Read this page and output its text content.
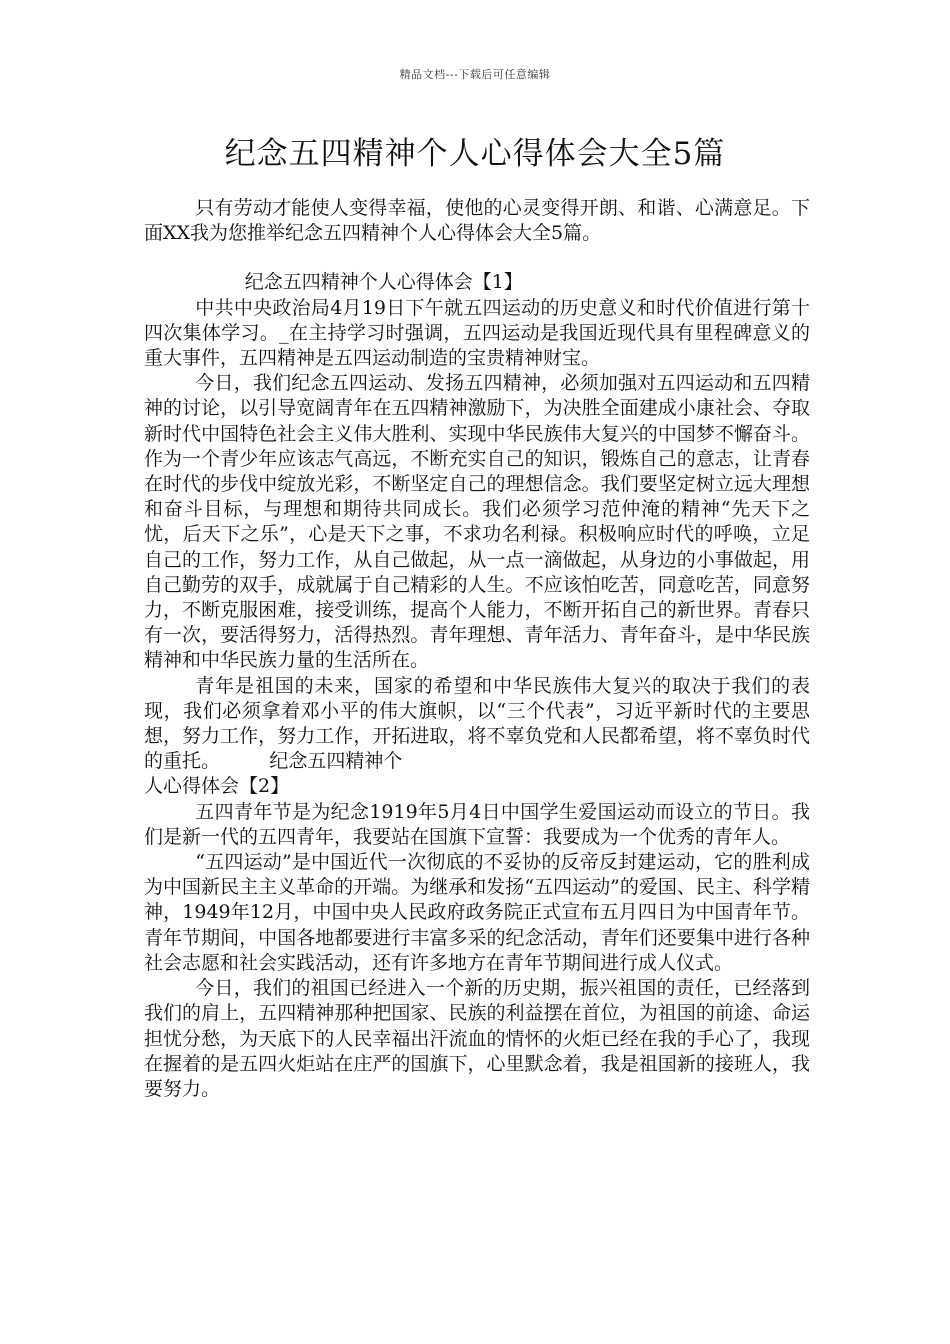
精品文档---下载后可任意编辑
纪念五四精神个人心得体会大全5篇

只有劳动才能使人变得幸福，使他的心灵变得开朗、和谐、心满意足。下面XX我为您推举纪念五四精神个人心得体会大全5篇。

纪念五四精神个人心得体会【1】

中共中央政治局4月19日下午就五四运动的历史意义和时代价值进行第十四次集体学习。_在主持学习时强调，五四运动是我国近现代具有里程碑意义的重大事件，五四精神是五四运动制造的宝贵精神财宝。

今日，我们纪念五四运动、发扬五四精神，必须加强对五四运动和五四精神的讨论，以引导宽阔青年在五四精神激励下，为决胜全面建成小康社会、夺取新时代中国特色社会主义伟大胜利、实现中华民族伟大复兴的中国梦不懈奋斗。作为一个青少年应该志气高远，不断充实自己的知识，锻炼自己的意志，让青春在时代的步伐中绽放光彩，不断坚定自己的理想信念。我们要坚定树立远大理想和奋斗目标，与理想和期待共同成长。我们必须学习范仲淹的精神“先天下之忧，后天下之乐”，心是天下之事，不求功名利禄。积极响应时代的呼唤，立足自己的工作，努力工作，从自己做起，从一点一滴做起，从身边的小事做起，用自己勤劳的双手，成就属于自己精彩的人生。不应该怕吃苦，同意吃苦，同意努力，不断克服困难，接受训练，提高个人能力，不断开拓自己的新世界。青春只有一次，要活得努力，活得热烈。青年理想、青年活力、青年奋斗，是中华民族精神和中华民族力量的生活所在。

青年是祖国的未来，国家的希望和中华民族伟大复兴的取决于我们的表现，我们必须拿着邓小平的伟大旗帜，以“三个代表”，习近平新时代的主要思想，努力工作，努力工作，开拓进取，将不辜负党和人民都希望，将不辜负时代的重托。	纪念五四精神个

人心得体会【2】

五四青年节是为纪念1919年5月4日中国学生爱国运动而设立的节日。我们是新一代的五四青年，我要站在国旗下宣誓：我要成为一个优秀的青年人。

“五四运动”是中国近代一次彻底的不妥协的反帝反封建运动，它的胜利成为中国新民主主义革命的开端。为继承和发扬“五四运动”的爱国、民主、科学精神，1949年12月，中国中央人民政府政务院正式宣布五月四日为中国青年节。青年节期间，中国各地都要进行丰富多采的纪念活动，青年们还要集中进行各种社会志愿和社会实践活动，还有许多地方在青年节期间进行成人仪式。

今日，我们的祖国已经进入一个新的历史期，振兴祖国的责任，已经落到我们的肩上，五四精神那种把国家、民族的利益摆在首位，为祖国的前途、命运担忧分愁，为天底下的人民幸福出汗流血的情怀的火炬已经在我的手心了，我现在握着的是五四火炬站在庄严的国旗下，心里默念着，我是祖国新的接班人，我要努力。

DIRECTIONS. Check each line of the records above for the word "努力工作", then give the number of lines that have it, with no other words.

OUTPUT BELOW. 2